[ENTRIES]:
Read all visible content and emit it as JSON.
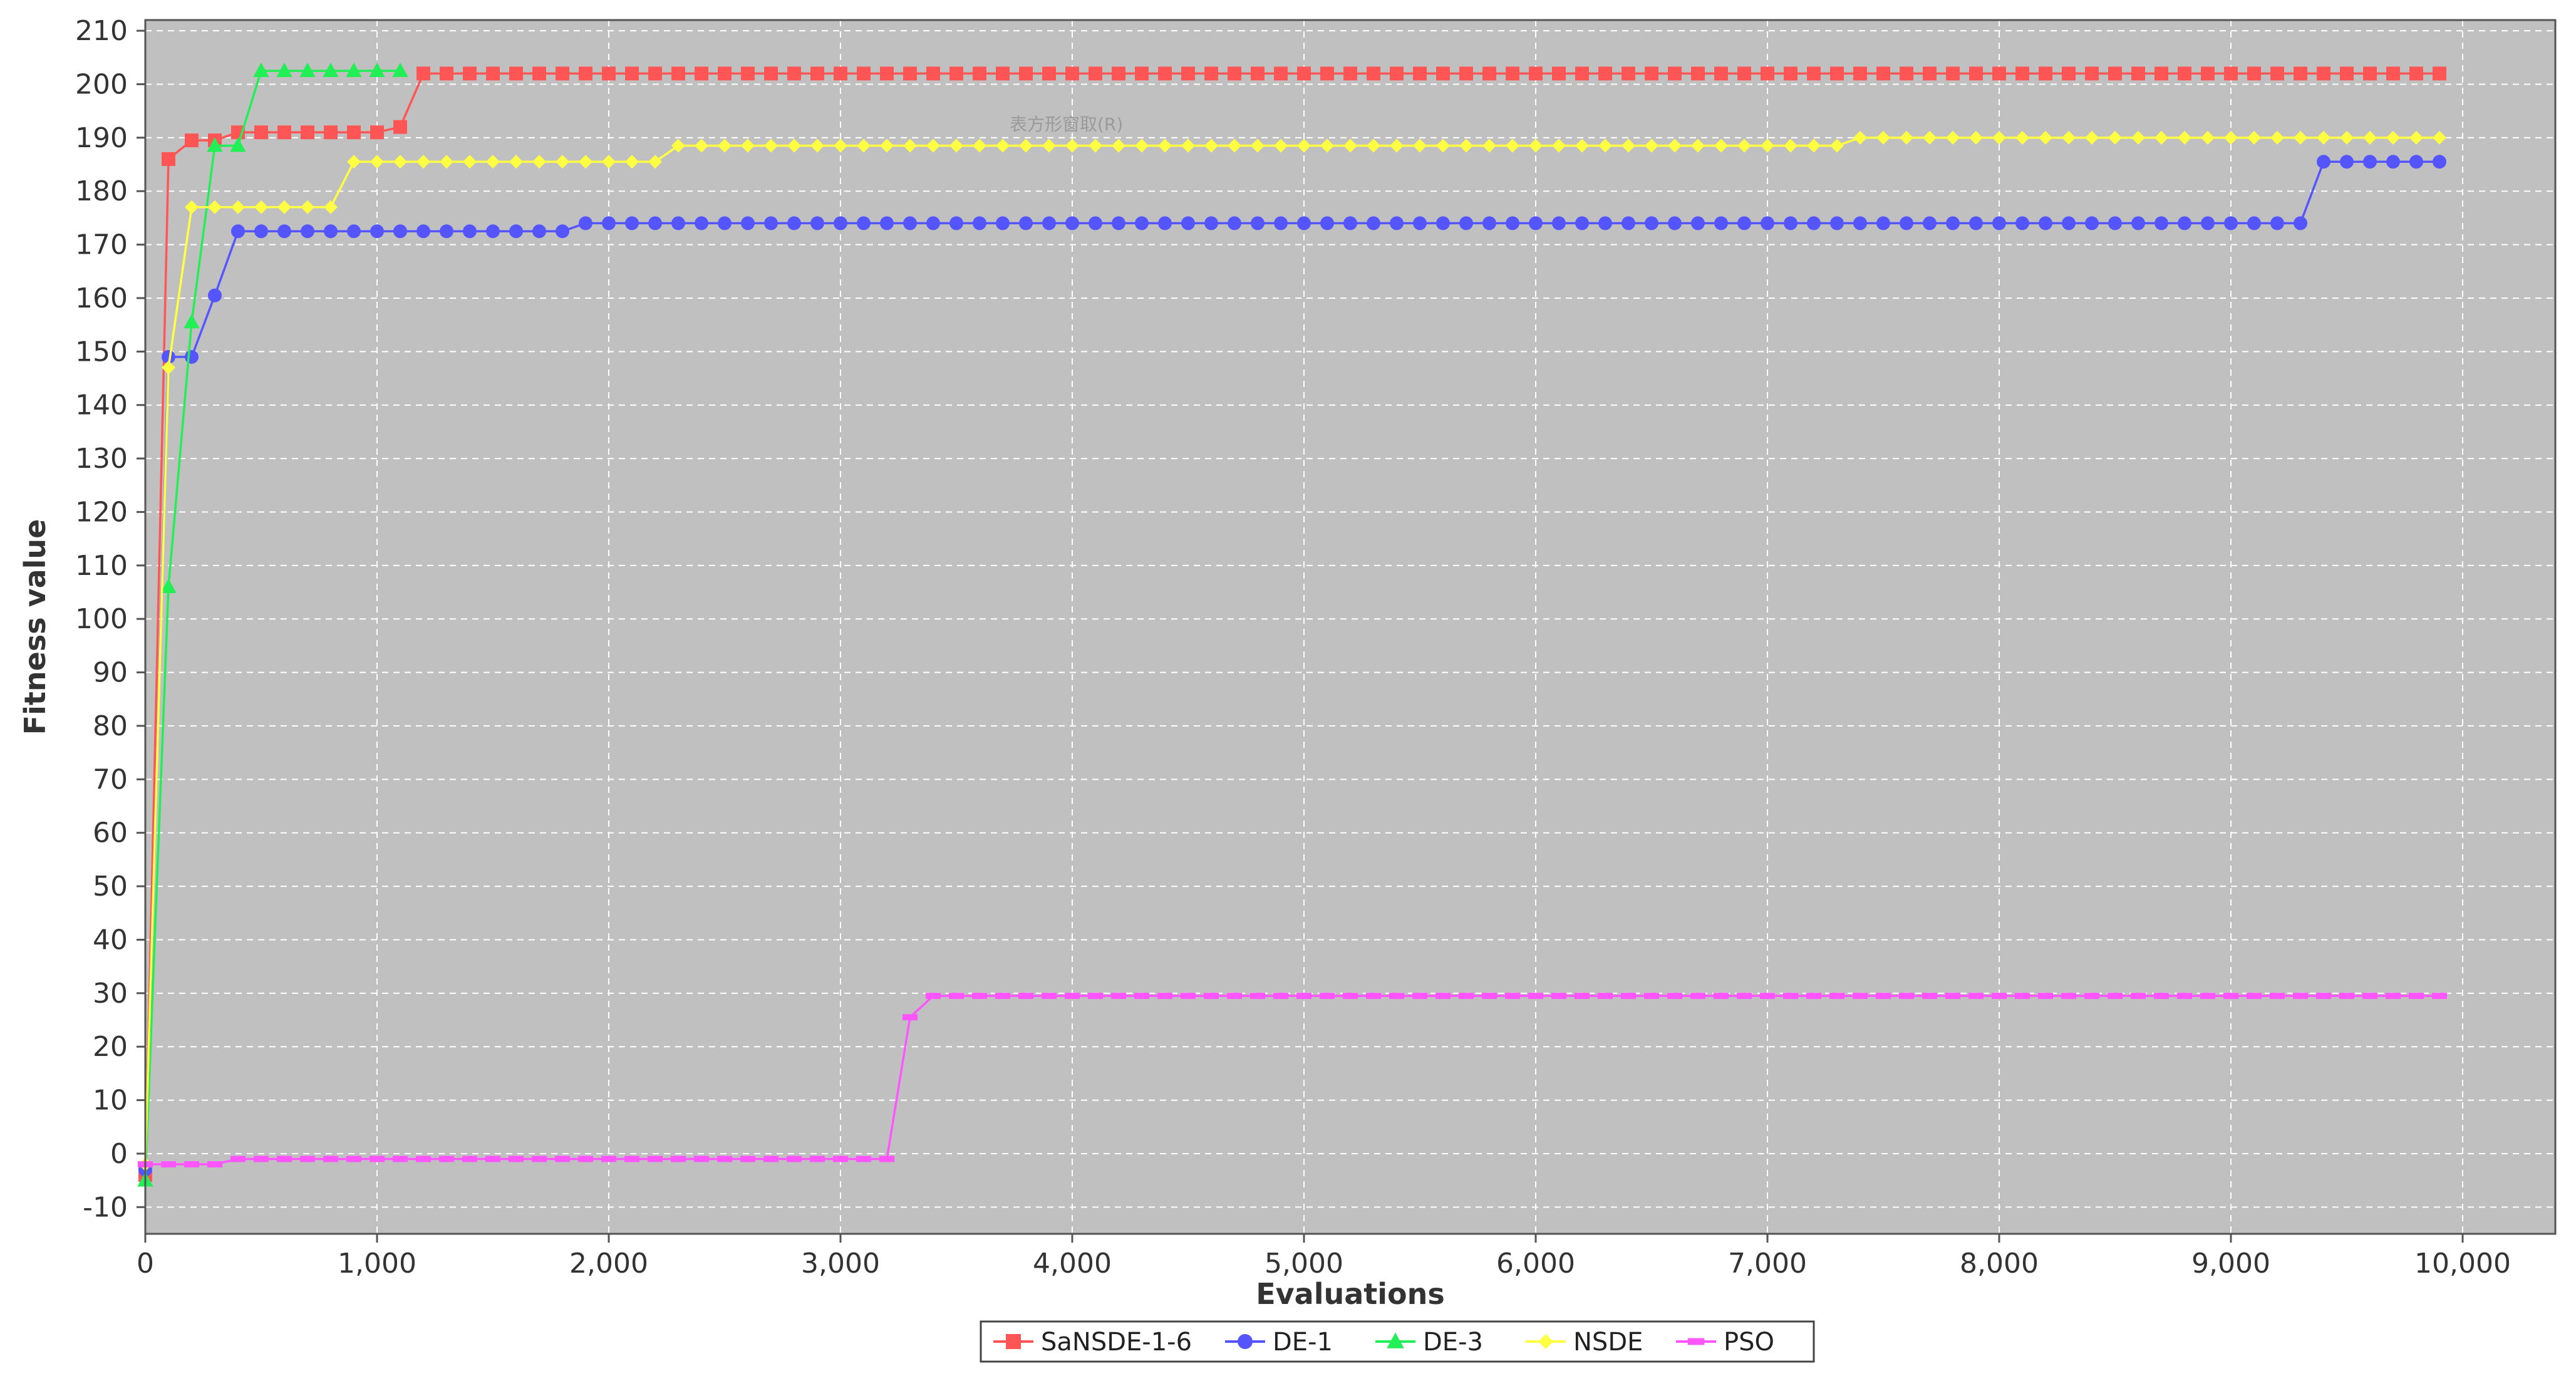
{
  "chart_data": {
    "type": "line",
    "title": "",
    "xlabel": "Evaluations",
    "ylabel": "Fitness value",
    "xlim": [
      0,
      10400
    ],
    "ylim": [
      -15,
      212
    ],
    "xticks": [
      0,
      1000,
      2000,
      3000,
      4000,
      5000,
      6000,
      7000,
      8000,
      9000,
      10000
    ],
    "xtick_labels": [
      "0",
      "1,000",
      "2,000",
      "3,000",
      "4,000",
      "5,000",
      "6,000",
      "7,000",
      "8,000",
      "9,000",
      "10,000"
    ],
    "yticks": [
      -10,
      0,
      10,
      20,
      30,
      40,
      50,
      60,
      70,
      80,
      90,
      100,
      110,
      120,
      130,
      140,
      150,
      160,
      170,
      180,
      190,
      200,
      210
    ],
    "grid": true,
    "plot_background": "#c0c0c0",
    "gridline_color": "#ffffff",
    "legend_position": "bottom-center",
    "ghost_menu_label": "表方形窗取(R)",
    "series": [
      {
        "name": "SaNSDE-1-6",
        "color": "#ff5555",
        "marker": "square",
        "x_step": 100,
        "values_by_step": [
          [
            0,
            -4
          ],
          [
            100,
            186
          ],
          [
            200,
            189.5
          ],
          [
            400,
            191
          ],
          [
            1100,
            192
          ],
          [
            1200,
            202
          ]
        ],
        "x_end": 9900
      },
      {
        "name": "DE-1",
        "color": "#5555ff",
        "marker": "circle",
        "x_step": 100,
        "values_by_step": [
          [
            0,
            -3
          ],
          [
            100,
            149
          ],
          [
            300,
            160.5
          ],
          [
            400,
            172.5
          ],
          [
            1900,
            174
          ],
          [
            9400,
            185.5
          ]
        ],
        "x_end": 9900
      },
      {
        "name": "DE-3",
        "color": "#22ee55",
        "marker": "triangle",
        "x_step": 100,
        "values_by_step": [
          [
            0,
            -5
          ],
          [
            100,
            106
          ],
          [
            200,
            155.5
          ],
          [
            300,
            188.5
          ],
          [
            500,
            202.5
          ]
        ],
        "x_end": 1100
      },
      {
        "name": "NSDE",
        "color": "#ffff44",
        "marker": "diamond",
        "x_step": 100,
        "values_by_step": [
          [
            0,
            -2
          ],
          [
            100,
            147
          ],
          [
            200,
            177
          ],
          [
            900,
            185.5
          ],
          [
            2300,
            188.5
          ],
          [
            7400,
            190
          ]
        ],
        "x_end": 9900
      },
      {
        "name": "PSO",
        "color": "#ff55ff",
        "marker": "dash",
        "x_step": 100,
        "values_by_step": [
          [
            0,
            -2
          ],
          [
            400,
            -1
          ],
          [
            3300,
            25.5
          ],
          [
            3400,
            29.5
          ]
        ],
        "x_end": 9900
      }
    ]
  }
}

---

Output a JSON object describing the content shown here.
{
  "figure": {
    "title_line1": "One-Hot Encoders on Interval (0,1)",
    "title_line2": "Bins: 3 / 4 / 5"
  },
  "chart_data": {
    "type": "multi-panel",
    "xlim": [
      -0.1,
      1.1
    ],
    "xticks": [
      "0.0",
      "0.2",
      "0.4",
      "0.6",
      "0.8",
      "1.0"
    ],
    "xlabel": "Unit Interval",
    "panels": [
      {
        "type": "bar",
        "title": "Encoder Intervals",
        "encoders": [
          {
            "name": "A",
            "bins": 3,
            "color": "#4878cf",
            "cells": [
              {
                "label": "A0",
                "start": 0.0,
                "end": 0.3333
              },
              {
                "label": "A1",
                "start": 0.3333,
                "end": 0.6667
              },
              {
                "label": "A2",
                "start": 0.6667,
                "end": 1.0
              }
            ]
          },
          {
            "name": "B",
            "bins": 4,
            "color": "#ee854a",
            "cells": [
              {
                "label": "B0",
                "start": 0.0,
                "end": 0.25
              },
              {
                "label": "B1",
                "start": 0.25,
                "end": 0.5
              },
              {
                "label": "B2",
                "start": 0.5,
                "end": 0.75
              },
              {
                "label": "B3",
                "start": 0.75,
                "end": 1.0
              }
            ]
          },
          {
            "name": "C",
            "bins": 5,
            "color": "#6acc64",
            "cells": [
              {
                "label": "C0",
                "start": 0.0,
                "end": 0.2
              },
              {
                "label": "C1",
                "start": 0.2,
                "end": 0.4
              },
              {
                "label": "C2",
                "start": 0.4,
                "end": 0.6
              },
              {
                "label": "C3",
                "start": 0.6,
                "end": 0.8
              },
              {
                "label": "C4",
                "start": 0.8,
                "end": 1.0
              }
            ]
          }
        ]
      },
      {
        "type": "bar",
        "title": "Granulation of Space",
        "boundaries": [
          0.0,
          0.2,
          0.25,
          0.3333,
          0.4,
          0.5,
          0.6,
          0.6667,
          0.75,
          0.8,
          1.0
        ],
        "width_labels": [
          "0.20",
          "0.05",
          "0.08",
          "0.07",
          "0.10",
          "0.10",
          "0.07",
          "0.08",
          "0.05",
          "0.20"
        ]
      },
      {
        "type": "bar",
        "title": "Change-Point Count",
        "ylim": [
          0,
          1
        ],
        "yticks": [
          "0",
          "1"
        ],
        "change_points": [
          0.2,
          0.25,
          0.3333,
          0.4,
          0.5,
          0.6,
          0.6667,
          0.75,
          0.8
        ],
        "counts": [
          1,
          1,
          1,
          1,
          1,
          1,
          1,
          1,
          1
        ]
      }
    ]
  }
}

--

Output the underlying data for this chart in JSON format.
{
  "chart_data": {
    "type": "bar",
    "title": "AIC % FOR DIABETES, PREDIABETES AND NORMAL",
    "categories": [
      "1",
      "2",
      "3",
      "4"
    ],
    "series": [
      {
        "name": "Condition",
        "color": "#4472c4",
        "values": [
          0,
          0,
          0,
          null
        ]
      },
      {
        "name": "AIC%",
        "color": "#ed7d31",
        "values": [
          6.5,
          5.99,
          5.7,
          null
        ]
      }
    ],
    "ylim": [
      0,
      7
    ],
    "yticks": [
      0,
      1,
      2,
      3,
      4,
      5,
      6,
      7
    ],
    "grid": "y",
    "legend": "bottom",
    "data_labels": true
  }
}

[WHAT IS NEEDED]:
Check every line of the entries above for the word "bottom" and report how many lines contain it, giving the number only.

[RESPONSE TO THIS TASK]:
2